┌──

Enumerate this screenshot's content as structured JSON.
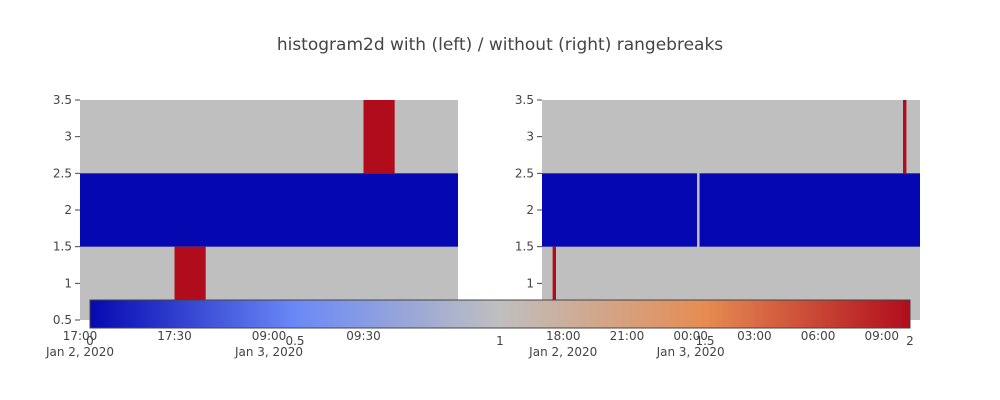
{
  "chart_data": {
    "type": "heatmap",
    "title": "histogram2d with (left) / without (right) rangebreaks",
    "colors": {
      "plot_bg": "#bfbfbf",
      "low": "#0508b0",
      "high": "#b10c1c",
      "axis_text": "#444444",
      "colorbar_border": "#444444"
    },
    "colorscale": [
      "#0508b0",
      "#6a89f7",
      "#bfbfbf",
      "#e68c52",
      "#b10c1c"
    ],
    "colorbar": {
      "range": [
        0,
        2
      ],
      "ticks": [
        {
          "value": 0,
          "label": "0"
        },
        {
          "value": 0.5,
          "label": "0.5"
        },
        {
          "value": 1,
          "label": "1"
        },
        {
          "value": 1.5,
          "label": "1.5"
        },
        {
          "value": 2,
          "label": "2"
        }
      ]
    },
    "panels": [
      {
        "name": "with rangebreaks",
        "ylim": [
          0.5,
          3.5
        ],
        "yticks": [
          "0.5",
          "1",
          "1.5",
          "2",
          "2.5",
          "3",
          "3.5"
        ],
        "xlim": [
          0,
          4
        ],
        "xticks": [
          {
            "pos": 0,
            "label": "17:00",
            "sublabel": "Jan 2, 2020"
          },
          {
            "pos": 1,
            "label": "17:30",
            "sublabel": ""
          },
          {
            "pos": 2,
            "label": "09:00",
            "sublabel": "Jan 3, 2020"
          },
          {
            "pos": 3,
            "label": "09:30",
            "sublabel": ""
          }
        ],
        "cells": [
          {
            "x0": 0,
            "x1": 4,
            "y0": 1.5,
            "y1": 2.5,
            "z": 0
          },
          {
            "x0": 1,
            "x1": 1.33,
            "y0": 0.5,
            "y1": 1.5,
            "z": 2
          },
          {
            "x0": 3,
            "x1": 3.33,
            "y0": 2.5,
            "y1": 3.5,
            "z": 2
          }
        ]
      },
      {
        "name": "without rangebreaks",
        "ylim": [
          0.5,
          3.5
        ],
        "yticks": [
          "0.5",
          "1",
          "1.5",
          "2",
          "2.5",
          "3",
          "3.5"
        ],
        "xlim": [
          0,
          17.8
        ],
        "xticks": [
          {
            "pos": 1,
            "label": "18:00",
            "sublabel": "Jan 2, 2020"
          },
          {
            "pos": 4,
            "label": "21:00",
            "sublabel": ""
          },
          {
            "pos": 7,
            "label": "00:00",
            "sublabel": "Jan 3, 2020"
          },
          {
            "pos": 10,
            "label": "03:00",
            "sublabel": ""
          },
          {
            "pos": 13,
            "label": "06:00",
            "sublabel": ""
          },
          {
            "pos": 16,
            "label": "09:00",
            "sublabel": ""
          }
        ],
        "cells": [
          {
            "x0": 0,
            "x1": 7.3,
            "y0": 1.5,
            "y1": 2.5,
            "z": 0
          },
          {
            "x0": 7.42,
            "x1": 17.8,
            "y0": 1.5,
            "y1": 2.5,
            "z": 0
          },
          {
            "x0": 0.5,
            "x1": 0.66,
            "y0": 0.5,
            "y1": 1.5,
            "z": 2
          },
          {
            "x0": 17.0,
            "x1": 17.16,
            "y0": 2.5,
            "y1": 3.5,
            "z": 2
          }
        ]
      }
    ]
  }
}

└──

Output all the records, word for word, with no pictures in the copy.

Output of the task
Enumerate this screenshot's content as structured JSON.
{
  "chart_data": {
    "type": "heatmap",
    "title": "histogram2d with (left) / without (right) rangebreaks",
    "colors": {
      "plot_bg": "#bfbfbf",
      "low": "#0508b0",
      "high": "#b10c1c",
      "axis_text": "#444444",
      "colorbar_border": "#444444"
    },
    "colorscale": [
      "#0508b0",
      "#6a89f7",
      "#bfbfbf",
      "#e68c52",
      "#b10c1c"
    ],
    "colorbar": {
      "range": [
        0,
        2
      ],
      "ticks": [
        {
          "value": 0,
          "label": "0"
        },
        {
          "value": 0.5,
          "label": "0.5"
        },
        {
          "value": 1,
          "label": "1"
        },
        {
          "value": 1.5,
          "label": "1.5"
        },
        {
          "value": 2,
          "label": "2"
        }
      ]
    },
    "panels": [
      {
        "name": "with rangebreaks",
        "ylim": [
          0.5,
          3.5
        ],
        "yticks": [
          "0.5",
          "1",
          "1.5",
          "2",
          "2.5",
          "3",
          "3.5"
        ],
        "xlim": [
          0,
          4
        ],
        "xticks": [
          {
            "pos": 0,
            "label": "17:00",
            "sublabel": "Jan 2, 2020"
          },
          {
            "pos": 1,
            "label": "17:30",
            "sublabel": ""
          },
          {
            "pos": 2,
            "label": "09:00",
            "sublabel": "Jan 3, 2020"
          },
          {
            "pos": 3,
            "label": "09:30",
            "sublabel": ""
          }
        ],
        "cells": [
          {
            "x0": 0,
            "x1": 4,
            "y0": 1.5,
            "y1": 2.5,
            "z": 0
          },
          {
            "x0": 1,
            "x1": 1.33,
            "y0": 0.5,
            "y1": 1.5,
            "z": 2
          },
          {
            "x0": 3,
            "x1": 3.33,
            "y0": 2.5,
            "y1": 3.5,
            "z": 2
          }
        ]
      },
      {
        "name": "without rangebreaks",
        "ylim": [
          0.5,
          3.5
        ],
        "yticks": [
          "0.5",
          "1",
          "1.5",
          "2",
          "2.5",
          "3",
          "3.5"
        ],
        "xlim": [
          0,
          17.8
        ],
        "xticks": [
          {
            "pos": 1,
            "label": "18:00",
            "sublabel": "Jan 2, 2020"
          },
          {
            "pos": 4,
            "label": "21:00",
            "sublabel": ""
          },
          {
            "pos": 7,
            "label": "00:00",
            "sublabel": "Jan 3, 2020"
          },
          {
            "pos": 10,
            "label": "03:00",
            "sublabel": ""
          },
          {
            "pos": 13,
            "label": "06:00",
            "sublabel": ""
          },
          {
            "pos": 16,
            "label": "09:00",
            "sublabel": ""
          }
        ],
        "cells": [
          {
            "x0": 0,
            "x1": 7.3,
            "y0": 1.5,
            "y1": 2.5,
            "z": 0
          },
          {
            "x0": 7.42,
            "x1": 17.8,
            "y0": 1.5,
            "y1": 2.5,
            "z": 0
          },
          {
            "x0": 0.5,
            "x1": 0.66,
            "y0": 0.5,
            "y1": 1.5,
            "z": 2
          },
          {
            "x0": 17.0,
            "x1": 17.16,
            "y0": 2.5,
            "y1": 3.5,
            "z": 2
          }
        ]
      }
    ]
  }
}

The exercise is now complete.